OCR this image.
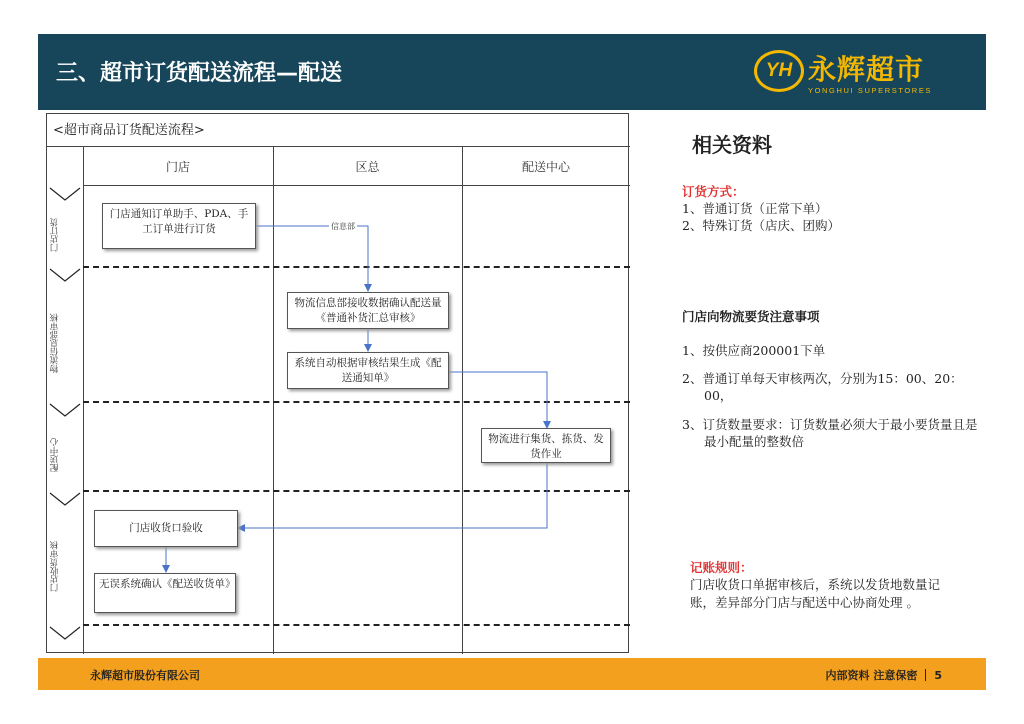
三、超市订货配送流程—配送	YH 永辉超市
YONGHUI SUPERSTORES
<超市商品订货配送流程>
门店	区总	配送中心
信息部
门店订货
物流信息部审核
配送中心
门店收货审核
门店通知订单助手、PDA、手工订单进行订货
物流信息部接收数据确认配送量《普通补货汇总审核》
系统自动根据审核结果生成《配送通知单》
物流进行集货、拣货、发货作业
门店收货口验收
无误系统确认《配送收货单》
相关资料
订货方式：
1、普通订货（正常下单）
2、特殊订货（店庆、团购）
门店向物流要货注意事项
1、按供应商200001下单
2、普通订单每天审核两次，分别为15：00、20：00，
3、订货数量要求：订货数量必须大于最小要货量且是最小配量的整数倍
记账规则：
门店收货口单据审核后，系统以发货地数量记账，差异部分门店与配送中心协商处理 。
永辉超市股份有限公司	内部资料 注意保密 5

====

Stated goal> Except for the pictures, reproduce every line exactly.

The output>
OCR this image.
三、超市订货配送流程—配送	YH 永辉超市
YONGHUI SUPERSTORES
<超市商品订货配送流程>
门店	区总	配送中心
信息部
门店订货
物流信息部审核
配送中心
门店收货审核
门店通知订单助手、PDA、手工订单进行订货
物流信息部接收数据确认配送量《普通补货汇总审核》
系统自动根据审核结果生成《配送通知单》
物流进行集货、拣货、发货作业
门店收货口验收
无误系统确认《配送收货单》
相关资料
订货方式：
1、普通订货（正常下单）
2、特殊订货（店庆、团购）
门店向物流要货注意事项
1、按供应商200001下单
2、普通订单每天审核两次，分别为15：00、20：00，
3、订货数量要求：订货数量必须大于最小要货量且是最小配量的整数倍
记账规则：
门店收货口单据审核后，系统以发货地数量记账，差异部分门店与配送中心协商处理 。
永辉超市股份有限公司	内部资料 注意保密 5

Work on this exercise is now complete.